Every line of the material below must be repeated exactly.

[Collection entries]

━━━━

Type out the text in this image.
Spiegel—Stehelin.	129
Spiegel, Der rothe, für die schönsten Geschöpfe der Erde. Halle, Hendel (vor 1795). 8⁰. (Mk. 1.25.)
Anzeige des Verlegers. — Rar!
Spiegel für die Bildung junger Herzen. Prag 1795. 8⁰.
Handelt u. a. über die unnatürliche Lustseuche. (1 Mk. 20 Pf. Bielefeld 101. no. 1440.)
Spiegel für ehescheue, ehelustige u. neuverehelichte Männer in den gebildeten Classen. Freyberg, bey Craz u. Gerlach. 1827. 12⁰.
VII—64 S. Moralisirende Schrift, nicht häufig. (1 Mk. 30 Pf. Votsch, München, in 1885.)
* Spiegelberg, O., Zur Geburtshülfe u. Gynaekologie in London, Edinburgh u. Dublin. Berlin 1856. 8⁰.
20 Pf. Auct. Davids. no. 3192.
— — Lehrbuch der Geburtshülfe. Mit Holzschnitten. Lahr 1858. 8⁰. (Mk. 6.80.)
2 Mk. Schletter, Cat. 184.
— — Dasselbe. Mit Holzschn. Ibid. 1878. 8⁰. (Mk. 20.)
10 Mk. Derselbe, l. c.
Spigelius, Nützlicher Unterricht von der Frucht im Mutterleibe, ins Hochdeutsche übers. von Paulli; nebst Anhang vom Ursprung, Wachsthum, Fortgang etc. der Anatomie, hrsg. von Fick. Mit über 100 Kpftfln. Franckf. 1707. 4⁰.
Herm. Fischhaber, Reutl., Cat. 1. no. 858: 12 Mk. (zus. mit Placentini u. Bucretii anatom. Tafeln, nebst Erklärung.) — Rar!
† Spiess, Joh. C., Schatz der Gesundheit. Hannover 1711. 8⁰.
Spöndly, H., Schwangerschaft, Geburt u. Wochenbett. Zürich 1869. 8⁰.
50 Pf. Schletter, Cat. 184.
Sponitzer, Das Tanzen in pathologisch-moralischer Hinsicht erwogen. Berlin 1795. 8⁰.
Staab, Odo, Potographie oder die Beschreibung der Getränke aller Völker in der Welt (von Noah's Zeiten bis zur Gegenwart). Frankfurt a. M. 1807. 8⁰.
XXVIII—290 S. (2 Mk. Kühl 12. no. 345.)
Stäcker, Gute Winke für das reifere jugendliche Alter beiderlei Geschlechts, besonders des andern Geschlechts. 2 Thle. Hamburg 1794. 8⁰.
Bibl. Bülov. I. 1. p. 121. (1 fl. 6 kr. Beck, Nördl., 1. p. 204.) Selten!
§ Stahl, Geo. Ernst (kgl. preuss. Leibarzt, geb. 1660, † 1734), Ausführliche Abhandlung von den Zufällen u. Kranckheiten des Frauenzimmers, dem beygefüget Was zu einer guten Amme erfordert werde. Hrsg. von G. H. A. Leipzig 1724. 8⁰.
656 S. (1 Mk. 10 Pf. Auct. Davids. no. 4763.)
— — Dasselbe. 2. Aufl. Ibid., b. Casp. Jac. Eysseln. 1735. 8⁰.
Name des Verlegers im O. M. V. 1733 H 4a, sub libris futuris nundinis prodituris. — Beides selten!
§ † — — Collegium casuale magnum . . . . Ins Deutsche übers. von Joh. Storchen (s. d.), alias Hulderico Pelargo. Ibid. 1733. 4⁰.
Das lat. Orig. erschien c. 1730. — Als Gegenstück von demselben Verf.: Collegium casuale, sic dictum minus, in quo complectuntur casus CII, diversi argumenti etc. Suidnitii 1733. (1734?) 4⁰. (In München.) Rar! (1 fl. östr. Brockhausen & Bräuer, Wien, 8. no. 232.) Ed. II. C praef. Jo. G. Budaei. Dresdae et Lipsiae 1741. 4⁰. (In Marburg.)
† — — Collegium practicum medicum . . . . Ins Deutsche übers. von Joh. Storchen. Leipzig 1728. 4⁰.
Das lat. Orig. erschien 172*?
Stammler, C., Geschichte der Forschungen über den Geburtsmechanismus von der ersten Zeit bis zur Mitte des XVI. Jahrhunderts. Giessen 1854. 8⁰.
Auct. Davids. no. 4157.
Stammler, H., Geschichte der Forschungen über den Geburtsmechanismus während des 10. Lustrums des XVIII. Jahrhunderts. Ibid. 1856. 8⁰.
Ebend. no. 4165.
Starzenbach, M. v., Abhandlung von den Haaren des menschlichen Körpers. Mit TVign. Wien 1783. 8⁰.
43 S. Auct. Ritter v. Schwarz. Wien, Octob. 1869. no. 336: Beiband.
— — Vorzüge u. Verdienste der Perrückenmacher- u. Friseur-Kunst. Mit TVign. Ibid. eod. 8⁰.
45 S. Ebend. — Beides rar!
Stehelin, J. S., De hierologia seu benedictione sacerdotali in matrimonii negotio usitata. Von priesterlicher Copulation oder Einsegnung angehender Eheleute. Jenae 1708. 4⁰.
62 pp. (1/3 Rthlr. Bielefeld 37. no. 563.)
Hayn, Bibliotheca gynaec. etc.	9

━━━━

**EXERCISE OUTPUT:**
Type out the text in this image.
Spiegel—Stehelin.	129
Spiegel, Der rothe, für die schönsten Geschöpfe der Erde. Halle, Hendel (vor 1795). 8⁰. (Mk. 1.25.)
Anzeige des Verlegers. — Rar!
Spiegel für die Bildung junger Herzen. Prag 1795. 8⁰.
Handelt u. a. über die unnatürliche Lustseuche. (1 Mk. 20 Pf. Bielefeld 101. no. 1440.)
Spiegel für ehescheue, ehelustige u. neuverehelichte Männer in den gebildeten Classen. Freyberg, bey Craz u. Gerlach. 1827. 12⁰.
VII—64 S. Moralisirende Schrift, nicht häufig. (1 Mk. 30 Pf. Votsch, München, in 1885.)
* Spiegelberg, O., Zur Geburtshülfe u. Gynaekologie in London, Edinburgh u. Dublin. Berlin 1856. 8⁰.
20 Pf. Auct. Davids. no. 3192.
— — Lehrbuch der Geburtshülfe. Mit Holzschnitten. Lahr 1858. 8⁰. (Mk. 6.80.)
2 Mk. Schletter, Cat. 184.
— — Dasselbe. Mit Holzschn. Ibid. 1878. 8⁰. (Mk. 20.)
10 Mk. Derselbe, l. c.
Spigelius, Nützlicher Unterricht von der Frucht im Mutterleibe, ins Hochdeutsche übers. von Paulli; nebst Anhang vom Ursprung, Wachsthum, Fortgang etc. der Anatomie, hrsg. von Fick. Mit über 100 Kpftfln. Franckf. 1707. 4⁰.
Herm. Fischhaber, Reutl., Cat. 1. no. 858: 12 Mk. (zus. mit Placentini u. Bucretii anatom. Tafeln, nebst Erklärung.) — Rar!
† Spiess, Joh. C., Schatz der Gesundheit. Hannover 1711. 8⁰.
Spöndly, H., Schwangerschaft, Geburt u. Wochenbett. Zürich 1869. 8⁰.
50 Pf. Schletter, Cat. 184.
Sponitzer, Das Tanzen in pathologisch-moralischer Hinsicht erwogen. Berlin 1795. 8⁰.
Staab, Odo, Potographie oder die Beschreibung der Getränke aller Völker in der Welt (von Noah's Zeiten bis zur Gegenwart). Frankfurt a. M. 1807. 8⁰.
XXVIII—290 S. (2 Mk. Kühl 12. no. 345.)
Stäcker, Gute Winke für das reifere jugendliche Alter beiderlei Geschlechts, besonders des andern Geschlechts. 2 Thle. Hamburg 1794. 8⁰.
Bibl. Bülov. I. 1. p. 121. (1 fl. 6 kr. Beck, Nördl., 1. p. 204.) Selten!
§ Stahl, Geo. Ernst (kgl. preuss. Leibarzt, geb. 1660, † 1734), Ausführliche Abhandlung von den Zufällen u. Kranckheiten des Frauenzimmers, dem beygefüget Was zu einer guten Amme erfordert werde. Hrsg. von G. H. A. Leipzig 1724. 8⁰.
656 S. (1 Mk. 10 Pf. Auct. Davids. no. 4763.)
— — Dasselbe. 2. Aufl. Ibid., b. Casp. Jac. Eysseln. 1735. 8⁰.
Name des Verlegers im O. M. V. 1733 H 4a, sub libris futuris nundinis prodituris. — Beides selten!
§ † — — Collegium casuale magnum . . . . Ins Deutsche übers. von Joh. Storchen (s. d.), alias Hulderico Pelargo. Ibid. 1733. 4⁰.
Das lat. Orig. erschien c. 1730. — Als Gegenstück von demselben Verf.: Collegium casuale, sic dictum minus, in quo complectuntur casus CII, diversi argumenti etc. Suidnitii 1733. (1734?) 4⁰. (In München.) Rar! (1 fl. östr. Brockhausen & Bräuer, Wien, 8. no. 232.) Ed. II. C praef. Jo. G. Budaei. Dresdae et Lipsiae 1741. 4⁰. (In Marburg.)
† — — Collegium practicum medicum . . . . Ins Deutsche übers. von Joh. Storchen. Leipzig 1728. 4⁰.
Das lat. Orig. erschien 172*?
Stammler, C., Geschichte der Forschungen über den Geburtsmechanismus von der ersten Zeit bis zur Mitte des XVI. Jahrhunderts. Giessen 1854. 8⁰.
Auct. Davids. no. 4157.
Stammler, H., Geschichte der Forschungen über den Geburtsmechanismus während des 10. Lustrums des XVIII. Jahrhunderts. Ibid. 1856. 8⁰.
Ebend. no. 4165.
Starzenbach, M. v., Abhandlung von den Haaren des menschlichen Körpers. Mit TVign. Wien 1783. 8⁰.
43 S. Auct. Ritter v. Schwarz. Wien, Octob. 1869. no. 336: Beiband.
— — Vorzüge u. Verdienste der Perrückenmacher- u. Friseur-Kunst. Mit TVign. Ibid. eod. 8⁰.
45 S. Ebend. — Beides rar!
Stehelin, J. S., De hierologia seu benedictione sacerdotali in matrimonii negotio usitata. Von priesterlicher Copulation oder Einsegnung angehender Eheleute. Jenae 1708. 4⁰.
62 pp. (1/3 Rthlr. Bielefeld 37. no. 563.)
Hayn, Bibliotheca gynaec. etc.	9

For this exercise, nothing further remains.